[BEGIN Given data]
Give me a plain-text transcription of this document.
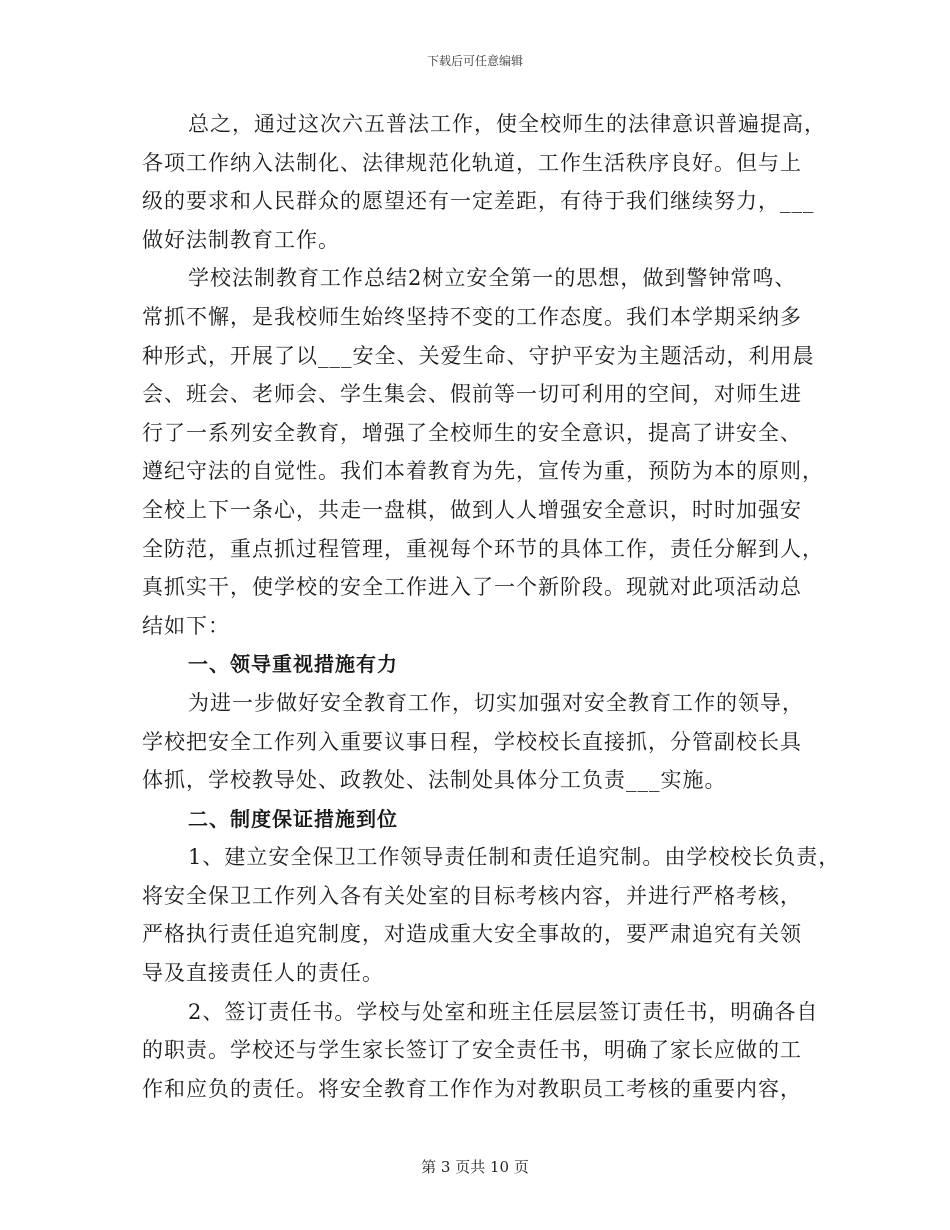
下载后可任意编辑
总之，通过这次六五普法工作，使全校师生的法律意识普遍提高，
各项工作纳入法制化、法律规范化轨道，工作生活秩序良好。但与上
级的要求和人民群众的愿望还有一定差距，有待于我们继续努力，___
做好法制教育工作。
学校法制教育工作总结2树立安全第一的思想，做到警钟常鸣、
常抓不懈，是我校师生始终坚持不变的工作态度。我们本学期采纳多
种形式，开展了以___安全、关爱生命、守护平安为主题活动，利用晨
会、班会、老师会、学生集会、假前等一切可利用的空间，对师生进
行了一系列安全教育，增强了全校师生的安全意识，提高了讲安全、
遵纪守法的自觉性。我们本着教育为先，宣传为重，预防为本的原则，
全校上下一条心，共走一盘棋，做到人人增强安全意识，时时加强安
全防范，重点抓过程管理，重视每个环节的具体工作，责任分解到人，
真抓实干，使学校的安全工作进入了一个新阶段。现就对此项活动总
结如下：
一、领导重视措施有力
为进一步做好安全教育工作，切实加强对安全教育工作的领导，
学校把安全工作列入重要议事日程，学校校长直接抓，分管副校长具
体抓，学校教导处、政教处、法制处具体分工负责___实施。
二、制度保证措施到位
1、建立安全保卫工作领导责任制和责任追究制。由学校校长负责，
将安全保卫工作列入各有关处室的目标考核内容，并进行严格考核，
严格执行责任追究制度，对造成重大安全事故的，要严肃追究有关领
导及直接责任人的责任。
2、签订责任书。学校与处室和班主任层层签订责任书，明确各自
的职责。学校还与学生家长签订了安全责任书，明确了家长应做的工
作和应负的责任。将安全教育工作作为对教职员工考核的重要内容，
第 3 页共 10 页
[END Given data]
[BEGIN Given data]
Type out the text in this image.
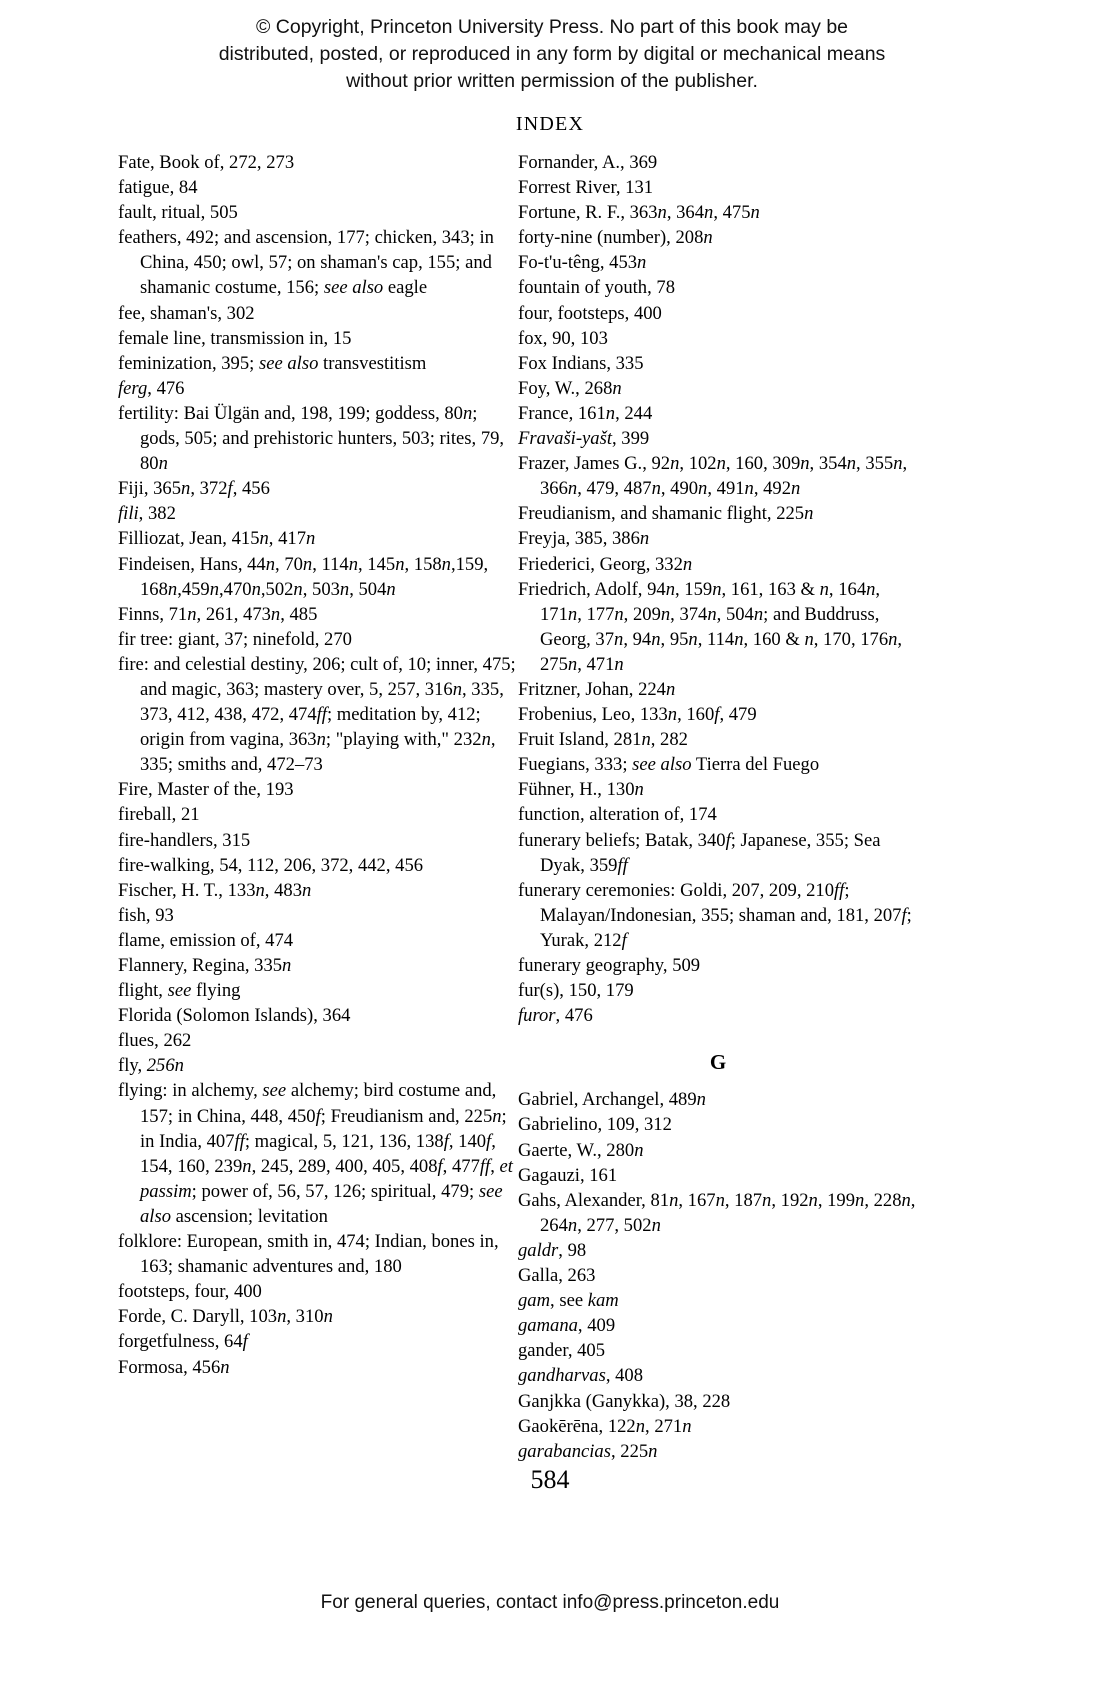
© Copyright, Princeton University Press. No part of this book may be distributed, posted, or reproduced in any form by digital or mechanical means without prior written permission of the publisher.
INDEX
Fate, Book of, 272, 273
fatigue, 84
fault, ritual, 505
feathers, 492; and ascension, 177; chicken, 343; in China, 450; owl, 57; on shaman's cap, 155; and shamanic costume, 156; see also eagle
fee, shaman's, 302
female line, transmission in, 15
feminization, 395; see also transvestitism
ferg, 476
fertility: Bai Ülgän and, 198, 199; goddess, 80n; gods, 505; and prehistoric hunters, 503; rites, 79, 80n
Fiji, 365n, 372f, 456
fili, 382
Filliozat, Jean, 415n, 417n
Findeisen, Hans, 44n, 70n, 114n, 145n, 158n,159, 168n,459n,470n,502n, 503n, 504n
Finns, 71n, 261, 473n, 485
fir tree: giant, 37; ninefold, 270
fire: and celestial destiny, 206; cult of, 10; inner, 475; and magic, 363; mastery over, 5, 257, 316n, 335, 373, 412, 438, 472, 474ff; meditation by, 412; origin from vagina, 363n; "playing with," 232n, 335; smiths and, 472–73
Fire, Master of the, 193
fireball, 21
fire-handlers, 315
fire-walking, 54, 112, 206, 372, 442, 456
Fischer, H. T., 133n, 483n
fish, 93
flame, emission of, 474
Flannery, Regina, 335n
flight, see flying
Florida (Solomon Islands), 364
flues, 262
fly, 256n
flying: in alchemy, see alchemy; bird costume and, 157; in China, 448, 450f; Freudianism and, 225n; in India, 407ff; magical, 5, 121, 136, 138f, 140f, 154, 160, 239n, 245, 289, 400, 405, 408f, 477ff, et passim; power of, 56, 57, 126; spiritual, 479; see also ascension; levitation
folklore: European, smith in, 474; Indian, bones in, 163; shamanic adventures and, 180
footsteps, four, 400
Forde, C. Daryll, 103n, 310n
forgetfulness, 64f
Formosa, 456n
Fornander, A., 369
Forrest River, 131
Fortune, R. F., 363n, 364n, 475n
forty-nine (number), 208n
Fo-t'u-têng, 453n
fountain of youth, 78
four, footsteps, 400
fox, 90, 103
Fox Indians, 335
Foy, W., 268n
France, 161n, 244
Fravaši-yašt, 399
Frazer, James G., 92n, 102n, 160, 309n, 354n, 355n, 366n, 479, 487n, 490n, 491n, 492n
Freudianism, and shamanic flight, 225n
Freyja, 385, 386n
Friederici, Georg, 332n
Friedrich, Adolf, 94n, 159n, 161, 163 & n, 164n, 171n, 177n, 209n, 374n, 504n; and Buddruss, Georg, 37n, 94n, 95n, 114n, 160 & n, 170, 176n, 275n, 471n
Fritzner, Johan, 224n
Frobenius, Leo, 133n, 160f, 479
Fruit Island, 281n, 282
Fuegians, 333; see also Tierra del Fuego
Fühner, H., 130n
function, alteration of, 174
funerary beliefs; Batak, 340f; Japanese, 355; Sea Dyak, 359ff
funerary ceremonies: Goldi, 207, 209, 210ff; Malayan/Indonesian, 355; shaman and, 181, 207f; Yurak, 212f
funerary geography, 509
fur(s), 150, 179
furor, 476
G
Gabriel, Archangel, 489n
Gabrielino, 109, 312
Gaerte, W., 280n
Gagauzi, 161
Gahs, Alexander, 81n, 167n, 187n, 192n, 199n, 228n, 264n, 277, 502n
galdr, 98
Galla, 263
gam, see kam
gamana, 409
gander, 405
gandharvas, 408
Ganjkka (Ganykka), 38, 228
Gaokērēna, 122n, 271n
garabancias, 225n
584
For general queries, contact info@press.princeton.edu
[END Given data]
[BEGIN Given data]
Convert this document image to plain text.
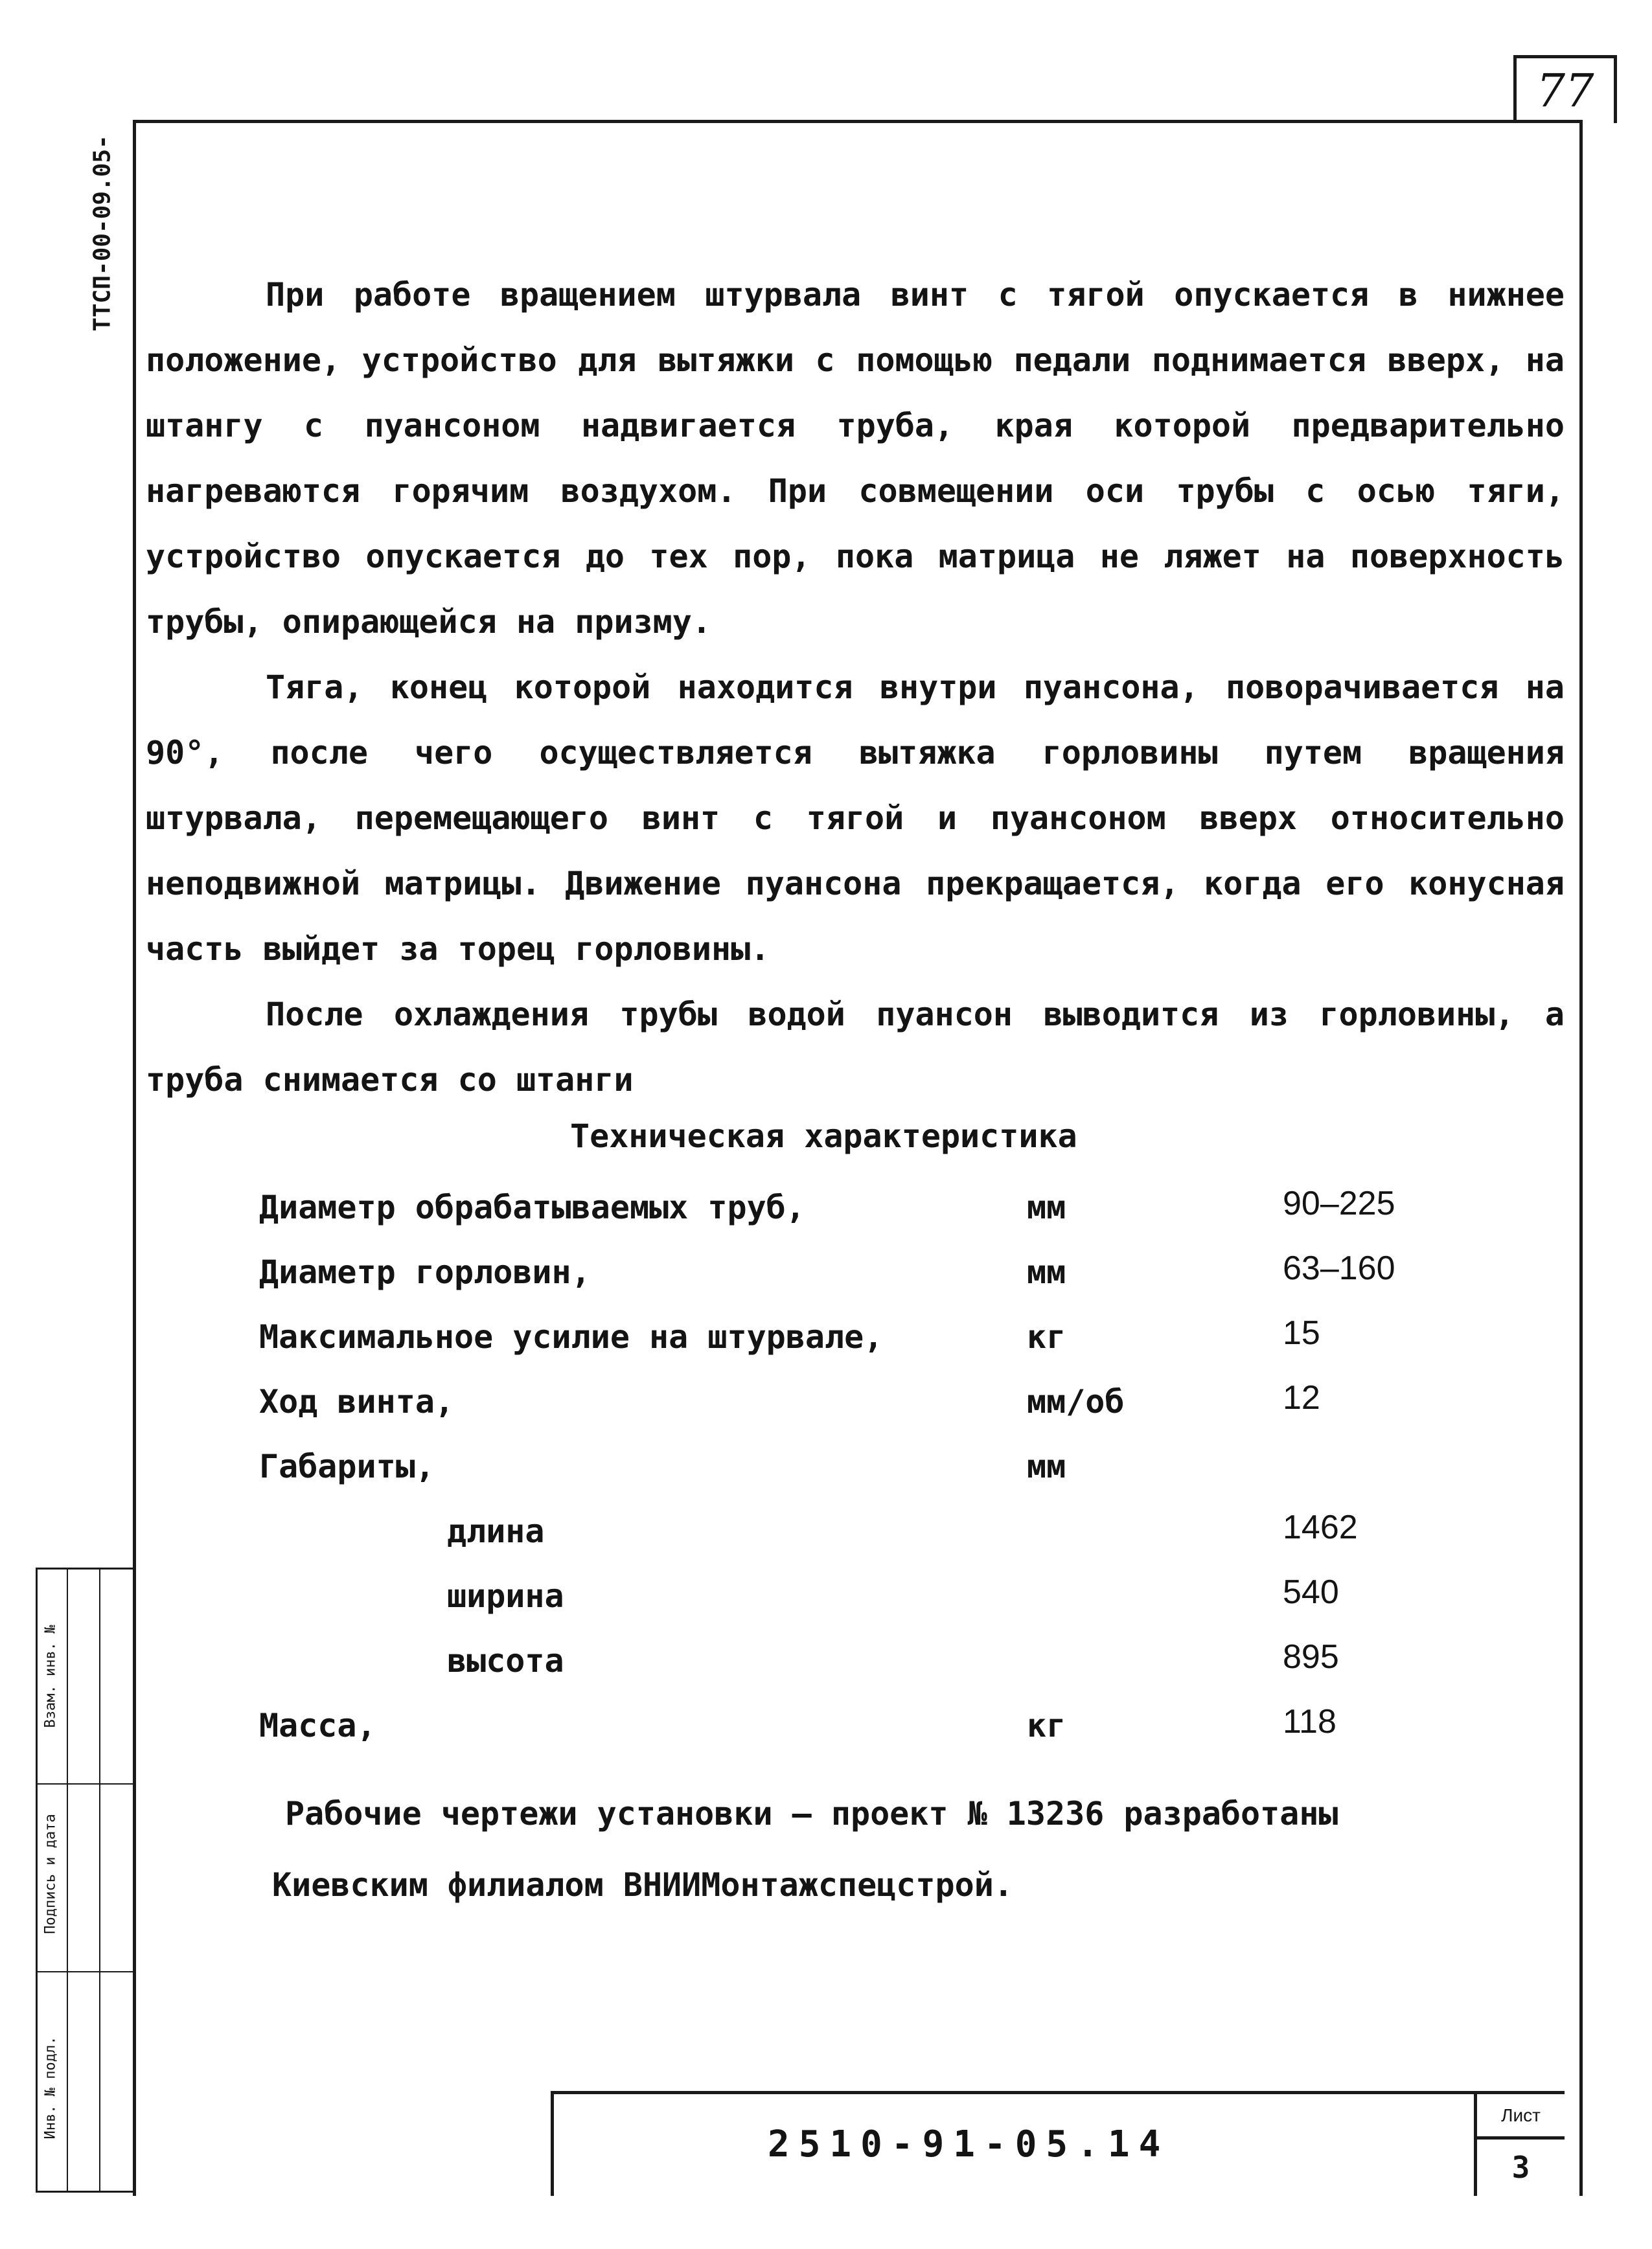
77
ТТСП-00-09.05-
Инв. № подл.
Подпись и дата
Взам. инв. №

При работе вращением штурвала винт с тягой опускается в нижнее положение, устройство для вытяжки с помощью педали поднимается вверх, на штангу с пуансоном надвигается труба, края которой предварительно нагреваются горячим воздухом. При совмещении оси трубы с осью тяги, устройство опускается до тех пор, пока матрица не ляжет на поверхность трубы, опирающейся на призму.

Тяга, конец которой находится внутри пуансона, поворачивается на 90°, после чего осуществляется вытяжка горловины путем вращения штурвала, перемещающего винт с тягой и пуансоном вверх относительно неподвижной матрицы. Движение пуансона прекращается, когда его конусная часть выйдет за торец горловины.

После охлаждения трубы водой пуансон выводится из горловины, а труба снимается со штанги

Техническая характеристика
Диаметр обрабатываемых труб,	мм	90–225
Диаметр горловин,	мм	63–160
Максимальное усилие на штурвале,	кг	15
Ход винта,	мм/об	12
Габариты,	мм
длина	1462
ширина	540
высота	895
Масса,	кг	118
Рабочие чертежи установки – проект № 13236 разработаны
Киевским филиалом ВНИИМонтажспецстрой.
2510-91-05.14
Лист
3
[END Given data]
-- The task --
Check every line of the data, and copy the ones that contain "shamanic".

-- Result of the task --
feathers, 492; and ascension, 177; chicken, 343; in China, 450; owl, 57; on shaman's cap, 155; and shamanic costume, 156; see also eagle
folklore: European, smith in, 474; Indian, bones in, 163; shamanic adventures and, 180
Freudianism, and shamanic flight, 225n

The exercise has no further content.